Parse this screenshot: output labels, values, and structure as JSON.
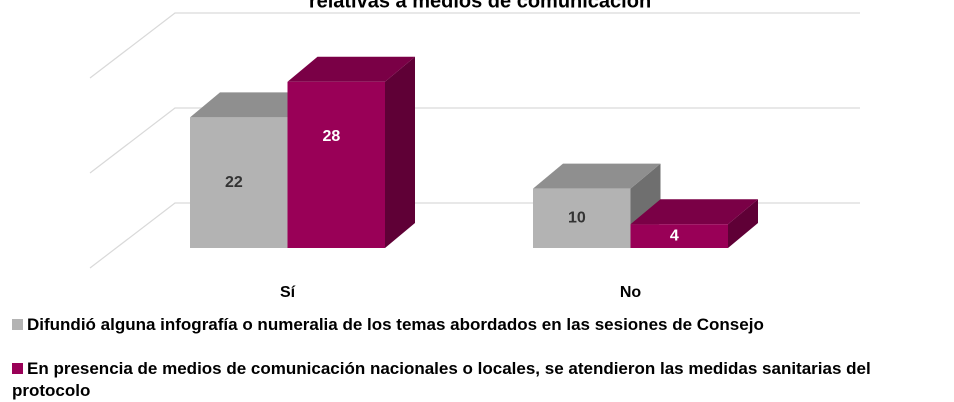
{
  "chart_data": {
    "type": "bar3d",
    "title": "relativas a medios de comunicación",
    "categories": [
      "Sí",
      "No"
    ],
    "series": [
      {
        "name": "Difundió alguna infografía o numeralia de los temas abordados en las sesiones de Consejo",
        "color": "#b3b3b3",
        "values": [
          22,
          10
        ]
      },
      {
        "name": "En presencia de medios de comunicación nacionales o locales, se atendieron las medidas sanitarias del protocolo",
        "color": "#990057",
        "values": [
          28,
          4
        ]
      }
    ],
    "ylim": [
      0,
      48
    ],
    "yticks": [
      0,
      16,
      32,
      48
    ],
    "grid": true
  }
}
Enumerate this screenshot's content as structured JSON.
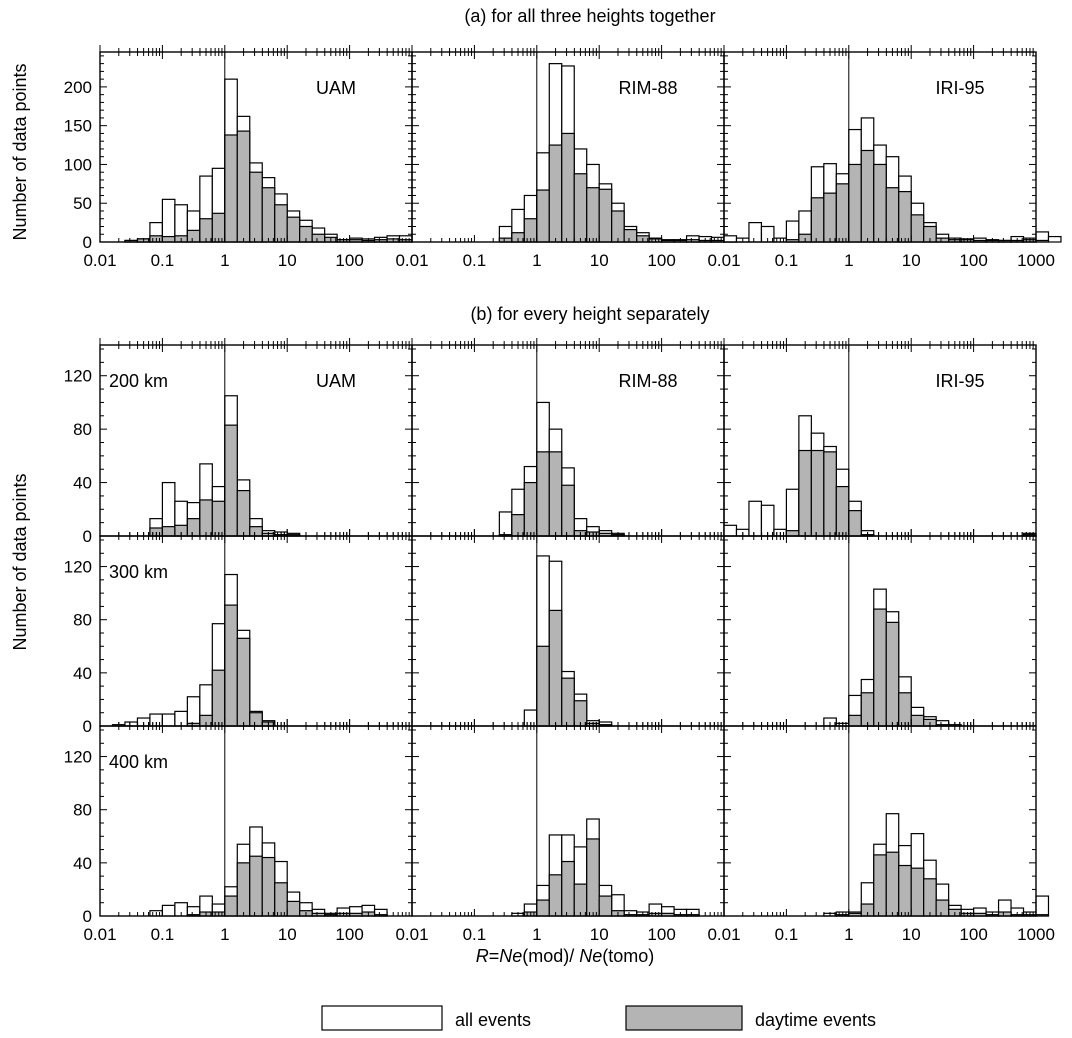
{
  "figure": {
    "title_a": "(a) for all three heights together",
    "title_b": "(b) for every height separately",
    "ylabel": "Number of data points",
    "xlabel_parts": [
      "R",
      "=",
      "Ne",
      "(mod)/ ",
      "Ne",
      "(tomo)"
    ],
    "legend": {
      "all": "all events",
      "day": "daytime events"
    },
    "colors": {
      "all_fill": "#ffffff",
      "day_fill": "#b4b4b4",
      "stroke": "#000000"
    }
  },
  "chart_data": {
    "type": "bar",
    "scale": "log10 histogram, bin width 0.2 decades",
    "x_ticks": [
      "0.01",
      "0.1",
      "1",
      "10",
      "100",
      "1000"
    ],
    "xlim": [
      0.01,
      1000
    ],
    "bin_start_log10": -2,
    "bin_width_log10": 0.2,
    "vertical_reference_line_x": 1,
    "series_names": [
      "all events",
      "daytime events"
    ],
    "panels": [
      {
        "row": "a",
        "model": "UAM",
        "height": "",
        "ylim": [
          0,
          245
        ],
        "yticks": [
          0,
          50,
          100,
          150,
          200
        ],
        "all": [
          0,
          0,
          2,
          4,
          25,
          55,
          48,
          40,
          85,
          95,
          210,
          162,
          102,
          83,
          62,
          40,
          28,
          18,
          10,
          3,
          5,
          4,
          6,
          8,
          8,
          0,
          0,
          0,
          0,
          0
        ],
        "day": [
          0,
          0,
          2,
          4,
          8,
          7,
          8,
          15,
          30,
          37,
          138,
          143,
          90,
          70,
          48,
          32,
          20,
          10,
          6,
          3,
          3,
          2,
          3,
          4,
          3,
          0,
          0,
          0,
          0,
          0
        ]
      },
      {
        "row": "a",
        "model": "RIM-88",
        "height": "",
        "ylim": [
          0,
          245
        ],
        "yticks": [
          0,
          50,
          100,
          150,
          200
        ],
        "all": [
          0,
          0,
          0,
          0,
          0,
          0,
          0,
          20,
          42,
          60,
          115,
          230,
          227,
          120,
          100,
          75,
          50,
          20,
          12,
          5,
          3,
          3,
          8,
          7,
          6,
          5,
          0,
          0,
          0,
          0
        ],
        "day": [
          0,
          0,
          0,
          0,
          0,
          0,
          0,
          5,
          12,
          30,
          67,
          125,
          140,
          88,
          70,
          68,
          40,
          16,
          8,
          4,
          2,
          2,
          3,
          2,
          2,
          2,
          0,
          0,
          0,
          0
        ]
      },
      {
        "row": "a",
        "model": "IRI-95",
        "height": "",
        "ylim": [
          0,
          245
        ],
        "yticks": [
          0,
          50,
          100,
          150,
          200
        ],
        "all": [
          8,
          5,
          25,
          20,
          5,
          27,
          40,
          97,
          101,
          88,
          145,
          160,
          125,
          110,
          85,
          50,
          25,
          10,
          5,
          4,
          5,
          3,
          2,
          7,
          5,
          13,
          7,
          0,
          0,
          0
        ],
        "day": [
          0,
          0,
          0,
          0,
          0,
          3,
          10,
          57,
          63,
          75,
          100,
          118,
          100,
          70,
          65,
          35,
          20,
          5,
          3,
          3,
          2,
          2,
          2,
          2,
          3,
          2,
          0,
          0,
          0,
          0
        ]
      },
      {
        "row": "b",
        "model": "UAM",
        "height": "200 km",
        "ylim": [
          0,
          143
        ],
        "yticks": [
          0,
          40,
          80,
          120
        ],
        "all": [
          0,
          0,
          0,
          0,
          13,
          40,
          26,
          25,
          54,
          37,
          105,
          42,
          13,
          4,
          3,
          2,
          0,
          0,
          0,
          0,
          0,
          0,
          0,
          0,
          0,
          0,
          0,
          0,
          0,
          0
        ],
        "day": [
          0,
          0,
          0,
          0,
          6,
          7,
          8,
          13,
          27,
          26,
          83,
          34,
          7,
          2,
          1,
          1,
          0,
          0,
          0,
          0,
          0,
          0,
          0,
          0,
          0,
          0,
          0,
          0,
          0,
          0
        ],
        "label_model": true
      },
      {
        "row": "b",
        "model": "RIM-88",
        "height": "200 km",
        "ylim": [
          0,
          143
        ],
        "yticks": [
          0,
          40,
          80,
          120
        ],
        "all": [
          0,
          0,
          0,
          0,
          0,
          0,
          0,
          18,
          35,
          52,
          100,
          80,
          51,
          13,
          7,
          4,
          2,
          0,
          0,
          0,
          0,
          0,
          0,
          0,
          0,
          0,
          0,
          0,
          0,
          0
        ],
        "day": [
          0,
          0,
          0,
          0,
          0,
          0,
          0,
          1,
          16,
          40,
          63,
          63,
          38,
          4,
          3,
          2,
          1,
          0,
          0,
          0,
          0,
          0,
          0,
          0,
          0,
          0,
          0,
          0,
          0,
          0
        ],
        "label_model": true
      },
      {
        "row": "b",
        "model": "IRI-95",
        "height": "200 km",
        "ylim": [
          0,
          143
        ],
        "yticks": [
          0,
          40,
          80,
          120
        ],
        "all": [
          8,
          5,
          26,
          23,
          5,
          35,
          90,
          77,
          67,
          50,
          26,
          4,
          0,
          0,
          0,
          0,
          0,
          0,
          0,
          0,
          0,
          0,
          0,
          0,
          2,
          0,
          0,
          0,
          0,
          0
        ],
        "day": [
          0,
          0,
          0,
          0,
          0,
          4,
          64,
          64,
          63,
          37,
          19,
          1,
          0,
          0,
          0,
          0,
          0,
          0,
          0,
          0,
          0,
          0,
          0,
          0,
          1,
          0,
          0,
          0,
          0,
          0
        ],
        "label_model": true
      },
      {
        "row": "b",
        "model": "UAM",
        "height": "300 km",
        "ylim": [
          0,
          143
        ],
        "yticks": [
          0,
          40,
          80,
          120
        ],
        "all": [
          0,
          1,
          3,
          6,
          9,
          9,
          11,
          22,
          31,
          77,
          114,
          72,
          11,
          4,
          0,
          0,
          0,
          0,
          0,
          0,
          0,
          0,
          0,
          0,
          0,
          0,
          0,
          0,
          0,
          0
        ],
        "day": [
          0,
          0,
          0,
          0,
          0,
          0,
          0,
          2,
          8,
          42,
          91,
          66,
          10,
          3,
          0,
          0,
          0,
          0,
          0,
          0,
          0,
          0,
          0,
          0,
          0,
          0,
          0,
          0,
          0,
          0
        ],
        "label_model": false
      },
      {
        "row": "b",
        "model": "RIM-88",
        "height": "300 km",
        "ylim": [
          0,
          143
        ],
        "yticks": [
          0,
          40,
          80,
          120
        ],
        "all": [
          0,
          0,
          0,
          0,
          0,
          0,
          0,
          0,
          0,
          12,
          128,
          124,
          41,
          24,
          4,
          3,
          0,
          0,
          0,
          0,
          0,
          0,
          0,
          0,
          0,
          0,
          0,
          0,
          0,
          0
        ],
        "day": [
          0,
          0,
          0,
          0,
          0,
          0,
          0,
          0,
          0,
          0,
          60,
          87,
          36,
          19,
          2,
          1,
          0,
          0,
          0,
          0,
          0,
          0,
          0,
          0,
          0,
          0,
          0,
          0,
          0,
          0
        ],
        "label_model": false
      },
      {
        "row": "b",
        "model": "IRI-95",
        "height": "300 km",
        "ylim": [
          0,
          143
        ],
        "yticks": [
          0,
          40,
          80,
          120
        ],
        "all": [
          0,
          0,
          0,
          0,
          0,
          0,
          0,
          0,
          6,
          2,
          23,
          35,
          103,
          86,
          37,
          14,
          7,
          4,
          1,
          0,
          0,
          0,
          0,
          0,
          0,
          0,
          0,
          0,
          0,
          0
        ],
        "day": [
          0,
          0,
          0,
          0,
          0,
          0,
          0,
          0,
          0,
          0,
          8,
          25,
          88,
          78,
          25,
          8,
          5,
          1,
          0,
          0,
          0,
          0,
          0,
          0,
          0,
          0,
          0,
          0,
          0,
          0
        ],
        "label_model": false
      },
      {
        "row": "b",
        "model": "UAM",
        "height": "400 km",
        "ylim": [
          0,
          143
        ],
        "yticks": [
          0,
          40,
          80,
          120
        ],
        "all": [
          0,
          0,
          0,
          0,
          4,
          8,
          10,
          7,
          15,
          9,
          22,
          54,
          67,
          55,
          41,
          18,
          10,
          5,
          2,
          6,
          7,
          8,
          5,
          0,
          0,
          0,
          0,
          0,
          0,
          0
        ],
        "day": [
          0,
          0,
          0,
          0,
          0,
          0,
          0,
          1,
          3,
          3,
          15,
          40,
          45,
          44,
          25,
          11,
          4,
          2,
          1,
          2,
          2,
          3,
          1,
          0,
          0,
          0,
          0,
          0,
          0,
          0
        ],
        "label_model": false
      },
      {
        "row": "b",
        "model": "RIM-88",
        "height": "400 km",
        "ylim": [
          0,
          143
        ],
        "yticks": [
          0,
          40,
          80,
          120
        ],
        "all": [
          0,
          0,
          0,
          0,
          0,
          0,
          0,
          0,
          2,
          9,
          23,
          61,
          61,
          52,
          73,
          23,
          16,
          4,
          3,
          9,
          7,
          5,
          5,
          0,
          0,
          0,
          0,
          0,
          0,
          0
        ],
        "day": [
          0,
          0,
          0,
          0,
          0,
          0,
          0,
          0,
          0,
          3,
          12,
          31,
          41,
          24,
          58,
          15,
          4,
          1,
          1,
          2,
          2,
          1,
          1,
          0,
          0,
          0,
          0,
          0,
          0,
          0
        ],
        "label_model": false
      },
      {
        "row": "b",
        "model": "IRI-95",
        "height": "400 km",
        "ylim": [
          0,
          143
        ],
        "yticks": [
          0,
          40,
          80,
          120
        ],
        "all": [
          0,
          0,
          0,
          0,
          0,
          0,
          0,
          0,
          2,
          3,
          3,
          25,
          54,
          77,
          53,
          62,
          42,
          24,
          8,
          5,
          6,
          3,
          12,
          6,
          3,
          15,
          0,
          0,
          0,
          0
        ],
        "day": [
          0,
          0,
          0,
          0,
          0,
          0,
          0,
          0,
          0,
          1,
          2,
          9,
          46,
          48,
          38,
          36,
          28,
          12,
          5,
          2,
          2,
          1,
          3,
          1,
          1,
          1,
          0,
          0,
          0,
          0
        ],
        "label_model": false
      }
    ]
  }
}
------------
-- Task objective --
Look over the records above and copy each line that includes the string "JSON".

-- Finished exercise --
Parse this screenshot: output labels, values, and structure as JSON.
Enumerate this screenshot's content as structured JSON.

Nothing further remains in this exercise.